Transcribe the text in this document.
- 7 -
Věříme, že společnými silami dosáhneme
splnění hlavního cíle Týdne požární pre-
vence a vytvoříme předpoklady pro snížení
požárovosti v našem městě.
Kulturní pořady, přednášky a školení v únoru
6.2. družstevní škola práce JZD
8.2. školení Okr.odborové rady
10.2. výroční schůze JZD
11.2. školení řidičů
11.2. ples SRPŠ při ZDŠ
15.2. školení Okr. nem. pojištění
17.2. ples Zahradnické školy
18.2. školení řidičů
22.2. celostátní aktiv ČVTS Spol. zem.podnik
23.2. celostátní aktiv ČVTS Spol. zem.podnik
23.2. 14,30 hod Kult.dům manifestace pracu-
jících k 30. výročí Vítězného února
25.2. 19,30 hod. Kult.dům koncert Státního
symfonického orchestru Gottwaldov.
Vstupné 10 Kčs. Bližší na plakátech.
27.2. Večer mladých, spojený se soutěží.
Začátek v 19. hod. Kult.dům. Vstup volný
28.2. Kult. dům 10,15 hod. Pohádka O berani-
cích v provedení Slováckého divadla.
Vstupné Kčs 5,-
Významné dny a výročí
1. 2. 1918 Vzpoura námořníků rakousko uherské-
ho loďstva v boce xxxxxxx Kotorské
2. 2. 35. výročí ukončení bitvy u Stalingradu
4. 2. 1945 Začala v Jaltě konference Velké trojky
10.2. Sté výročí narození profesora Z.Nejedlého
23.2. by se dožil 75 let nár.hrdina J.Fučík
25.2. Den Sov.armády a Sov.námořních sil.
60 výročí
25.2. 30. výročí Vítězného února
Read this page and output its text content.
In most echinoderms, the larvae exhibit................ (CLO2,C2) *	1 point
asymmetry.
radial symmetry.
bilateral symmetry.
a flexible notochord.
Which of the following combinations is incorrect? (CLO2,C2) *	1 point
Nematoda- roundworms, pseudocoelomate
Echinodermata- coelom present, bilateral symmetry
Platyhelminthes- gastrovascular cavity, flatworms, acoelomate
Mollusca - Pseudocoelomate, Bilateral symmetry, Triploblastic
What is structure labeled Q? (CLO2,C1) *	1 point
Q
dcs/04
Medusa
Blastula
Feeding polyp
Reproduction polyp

Work instructions
Retype all the records, matching them exactly.

Solved problem
Transcribe the text in this document.
- 7 -
Věříme, že společnými silami dosáhneme
splnění hlavního cíle Týdne požární pre-
vence a vytvoříme předpoklady pro snížení
požárovosti v našem městě.
Kulturní pořady, přednášky a školení v únoru
6.2. družstevní škola práce JZD
8.2. školení Okr.odborové rady
10.2. výroční schůze JZD
11.2. školení řidičů
11.2. ples SRPŠ při ZDŠ
15.2. školení Okr. nem. pojištění
17.2. ples Zahradnické školy
18.2. školení řidičů
22.2. celostátní aktiv ČVTS Spol. zem.podnik
23.2. celostátní aktiv ČVTS Spol. zem.podnik
23.2. 14,30 hod Kult.dům manifestace pracu-
jících k 30. výročí Vítězného února
25.2. 19,30 hod. Kult.dům koncert Státního
symfonického orchestru Gottwaldov.
Vstupné 10 Kčs. Bližší na plakátech.
27.2. Večer mladých, spojený se soutěží.
Začátek v 19. hod. Kult.dům. Vstup volný
28.2. Kult. dům 10,15 hod. Pohádka O berani-
cích v provedení Slováckého divadla.
Vstupné Kčs 5,-
Významné dny a výročí
1. 2. 1918 Vzpoura námořníků rakousko uherské-
ho loďstva v boce xxxxxxx Kotorské
2. 2. 35. výročí ukončení bitvy u Stalingradu
4. 2. 1945 Začala v Jaltě konference Velké trojky
10.2. Sté výročí narození profesora Z.Nejedlého
23.2. by se dožil 75 let nár.hrdina J.Fučík
25.2. Den Sov.armády a Sov.námořních sil.
60 výročí
25.2. 30. výročí Vítězného února
Read this page and output its text content.
In most echinoderms, the larvae exhibit................ (CLO2,C2) *	1 point
asymmetry.
radial symmetry.
bilateral symmetry.
a flexible notochord.
Which of the following combinations is incorrect? (CLO2,C2) *	1 point
Nematoda- roundworms, pseudocoelomate
Echinodermata- coelom present, bilateral symmetry
Platyhelminthes- gastrovascular cavity, flatworms, acoelomate
Mollusca - Pseudocoelomate, Bilateral symmetry, Triploblastic
What is structure labeled Q? (CLO2,C1) *	1 point
Q
dcs/04
Medusa
Blastula
Feeding polyp
Reproduction polyp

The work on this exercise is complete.